## Selected excerpt
Photo by Andrea Zaratin from the Torontoist Flickr Pool

Photo by Andrea Zaratin from the Torontoist Flickr Pool.

The Waterfront

Various ideas for waterfront transit have been around for decades, but getting them built is a real challenge. Piecemeal efforts to date include the original Queens Quay line from Bay to Spadina, later extended to Bathurst, and the reconstruction of Fleet Street from Bathurst to the CNE as a transit right-of-way. That is barely a start, and many issues remain to be resolved:

  • How would Exhibition Place and Ontario Place redevelopment be served by a line that hugs the railway corridor far north of Lake Shore Boulevard?
  • What route is most appropriate from Dufferin west to Sunnyside? Should the route stay south of The Queensway until west of Sunnyside both to serve the waterfront parks and to avoid the congestion on King Street and at King-Queen-Roncesvalles?
  • What transit configuration will exist near Park Lawn road if there is a new GO station there, and how will this fit with the large-scale condo developments at the Humber Bay?
  • Is it practical to take an LRT west of Park Lawn given constraints on the road width and the likely level of demand from there west to Long Branch?
  • How soon can the eastern waterfront line be built, especially the expansion of capacity at Union Station?
  • When is the likely development of the Port Lands and new LRT service on Cherry and Commissioners Streets, and a possible link to the Great Gulf site?
  • What demand would be served by taking the route east as far as Woodbine Avenue?

These and many other issues will be examined in a study that is about to begin. An update will come back in June 2016 to Council, but the end date is further off.

Photo by fotograf 416 from the Torontoist Flickr Pool

Photo by fotograf.416 from the Torontoist Flickr Pool.

TTC Service and Fare Integration

An issue that will become more complex as the network evolves is the relationship of the TTC surface network to various rapid transit lines. When there is only one new route to consider, the TTC can arrange (the word “gerrymander” might also be appropriate) its routes to force-feed the new service. Examples of this can be found at every subway terminal, and the arrangement is maddening to riders whose trips do not follow the classic downtown-commute path and timing.

## What is being asked
Rewrite everything in the waterfront transit passage from "Various ideas for" down to "and at King-Queen-Roncesvalles?", replacing "Bathurst" with "Strachan".

## Given information
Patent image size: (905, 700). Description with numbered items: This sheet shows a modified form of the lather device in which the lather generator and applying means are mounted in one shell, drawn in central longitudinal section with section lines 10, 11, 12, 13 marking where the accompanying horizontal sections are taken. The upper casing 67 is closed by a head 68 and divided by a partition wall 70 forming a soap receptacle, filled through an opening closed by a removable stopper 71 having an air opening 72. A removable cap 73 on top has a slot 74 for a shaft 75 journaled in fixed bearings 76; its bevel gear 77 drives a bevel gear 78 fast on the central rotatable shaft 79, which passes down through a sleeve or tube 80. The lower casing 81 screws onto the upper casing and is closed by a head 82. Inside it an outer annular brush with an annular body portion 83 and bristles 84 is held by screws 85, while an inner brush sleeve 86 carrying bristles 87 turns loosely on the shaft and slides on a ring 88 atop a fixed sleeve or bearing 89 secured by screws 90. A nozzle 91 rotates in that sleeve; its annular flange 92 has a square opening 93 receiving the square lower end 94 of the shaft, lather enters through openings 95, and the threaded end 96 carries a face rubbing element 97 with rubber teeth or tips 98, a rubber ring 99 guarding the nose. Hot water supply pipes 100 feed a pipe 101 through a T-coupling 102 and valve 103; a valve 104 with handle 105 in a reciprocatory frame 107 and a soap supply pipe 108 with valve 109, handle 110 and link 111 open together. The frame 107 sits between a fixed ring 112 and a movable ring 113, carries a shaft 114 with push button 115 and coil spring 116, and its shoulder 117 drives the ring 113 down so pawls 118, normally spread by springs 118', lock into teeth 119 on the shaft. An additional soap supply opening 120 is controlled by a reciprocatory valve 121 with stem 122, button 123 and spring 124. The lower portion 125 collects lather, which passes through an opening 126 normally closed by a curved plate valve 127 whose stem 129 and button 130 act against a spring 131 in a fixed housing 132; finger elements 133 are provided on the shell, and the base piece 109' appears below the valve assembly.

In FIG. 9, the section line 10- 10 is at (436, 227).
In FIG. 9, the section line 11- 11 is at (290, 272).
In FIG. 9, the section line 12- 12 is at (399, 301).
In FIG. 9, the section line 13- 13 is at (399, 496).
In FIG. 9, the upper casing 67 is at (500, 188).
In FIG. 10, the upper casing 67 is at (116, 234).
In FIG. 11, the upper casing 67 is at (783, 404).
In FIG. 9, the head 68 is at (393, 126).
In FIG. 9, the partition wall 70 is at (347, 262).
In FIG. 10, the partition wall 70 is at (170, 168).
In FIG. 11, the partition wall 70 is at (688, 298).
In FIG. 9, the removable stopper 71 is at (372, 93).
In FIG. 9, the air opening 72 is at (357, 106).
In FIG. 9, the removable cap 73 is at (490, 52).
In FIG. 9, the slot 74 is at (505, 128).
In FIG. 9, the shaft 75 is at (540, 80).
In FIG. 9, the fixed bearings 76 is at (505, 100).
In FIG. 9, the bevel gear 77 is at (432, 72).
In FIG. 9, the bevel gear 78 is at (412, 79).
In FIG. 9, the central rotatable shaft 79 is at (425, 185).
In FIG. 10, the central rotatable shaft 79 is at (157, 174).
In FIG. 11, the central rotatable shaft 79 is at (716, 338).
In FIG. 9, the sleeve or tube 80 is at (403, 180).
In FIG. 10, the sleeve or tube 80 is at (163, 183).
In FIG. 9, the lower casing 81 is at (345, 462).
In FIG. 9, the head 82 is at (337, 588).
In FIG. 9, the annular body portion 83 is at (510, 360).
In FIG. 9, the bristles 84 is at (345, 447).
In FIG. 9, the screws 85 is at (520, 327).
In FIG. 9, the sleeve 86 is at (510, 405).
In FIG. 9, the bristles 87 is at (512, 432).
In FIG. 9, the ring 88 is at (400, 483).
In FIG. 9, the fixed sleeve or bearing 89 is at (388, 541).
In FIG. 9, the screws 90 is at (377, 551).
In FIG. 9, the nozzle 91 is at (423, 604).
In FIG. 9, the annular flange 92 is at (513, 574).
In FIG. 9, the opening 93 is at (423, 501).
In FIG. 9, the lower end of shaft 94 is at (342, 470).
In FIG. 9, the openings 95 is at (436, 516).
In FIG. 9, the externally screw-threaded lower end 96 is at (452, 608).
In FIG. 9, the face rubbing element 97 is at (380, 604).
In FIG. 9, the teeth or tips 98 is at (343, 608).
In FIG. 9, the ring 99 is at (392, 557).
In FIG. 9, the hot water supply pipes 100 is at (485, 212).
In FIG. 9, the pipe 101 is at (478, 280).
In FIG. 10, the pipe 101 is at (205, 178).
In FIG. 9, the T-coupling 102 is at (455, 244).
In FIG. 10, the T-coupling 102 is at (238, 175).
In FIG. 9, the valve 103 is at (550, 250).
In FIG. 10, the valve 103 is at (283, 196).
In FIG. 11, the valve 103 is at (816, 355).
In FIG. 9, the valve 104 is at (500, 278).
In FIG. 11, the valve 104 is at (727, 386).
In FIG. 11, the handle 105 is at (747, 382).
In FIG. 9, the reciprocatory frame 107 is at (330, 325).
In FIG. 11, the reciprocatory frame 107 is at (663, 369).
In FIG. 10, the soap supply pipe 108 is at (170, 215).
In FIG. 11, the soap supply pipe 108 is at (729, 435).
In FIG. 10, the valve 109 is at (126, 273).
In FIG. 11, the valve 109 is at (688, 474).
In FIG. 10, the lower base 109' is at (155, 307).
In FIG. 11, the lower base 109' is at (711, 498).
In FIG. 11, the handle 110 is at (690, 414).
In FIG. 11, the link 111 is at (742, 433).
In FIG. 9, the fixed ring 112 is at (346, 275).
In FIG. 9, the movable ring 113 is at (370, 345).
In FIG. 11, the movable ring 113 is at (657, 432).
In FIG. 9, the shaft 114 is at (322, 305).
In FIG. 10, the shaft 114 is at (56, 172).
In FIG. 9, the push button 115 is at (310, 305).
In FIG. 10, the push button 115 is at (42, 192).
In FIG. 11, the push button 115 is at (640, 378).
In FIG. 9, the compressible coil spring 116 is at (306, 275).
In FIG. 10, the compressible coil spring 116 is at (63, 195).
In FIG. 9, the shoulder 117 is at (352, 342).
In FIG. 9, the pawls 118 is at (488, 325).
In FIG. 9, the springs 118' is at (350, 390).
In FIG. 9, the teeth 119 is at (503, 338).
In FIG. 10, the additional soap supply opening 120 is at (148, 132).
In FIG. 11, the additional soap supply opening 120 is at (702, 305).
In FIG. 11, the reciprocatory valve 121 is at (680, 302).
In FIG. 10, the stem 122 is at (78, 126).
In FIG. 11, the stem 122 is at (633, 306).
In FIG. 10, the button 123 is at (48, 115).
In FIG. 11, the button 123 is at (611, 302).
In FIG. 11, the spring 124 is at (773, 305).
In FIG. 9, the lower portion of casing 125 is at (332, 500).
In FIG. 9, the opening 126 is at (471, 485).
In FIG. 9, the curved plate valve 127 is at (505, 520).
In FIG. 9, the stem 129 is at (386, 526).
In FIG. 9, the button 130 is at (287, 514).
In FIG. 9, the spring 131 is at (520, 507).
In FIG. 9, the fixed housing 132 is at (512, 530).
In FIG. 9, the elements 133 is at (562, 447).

## Task output
Various ideas for waterfront transit have been around for decades, but getting them built is a real challenge. Piecemeal efforts to date include the original Queens Quay line from Bay to Spadina, later extended to Strachan, and the reconstruction of Fleet Street from Strachan to the CNE as a transit right-of-way. That is barely a start, and many issues remain to be resolved:

  • How would Exhibition Place and Ontario Place redevelopment be served by a line that hugs the railway corridor far north of Lake Shore Boulevard?
  • What route is most appropriate from Dufferin west to Sunnyside? Should the route stay south of The Queensway until west of Sunnyside both to serve the waterfront parks and to avoid the congestion on King Street and at King-Queen-Roncesvalles?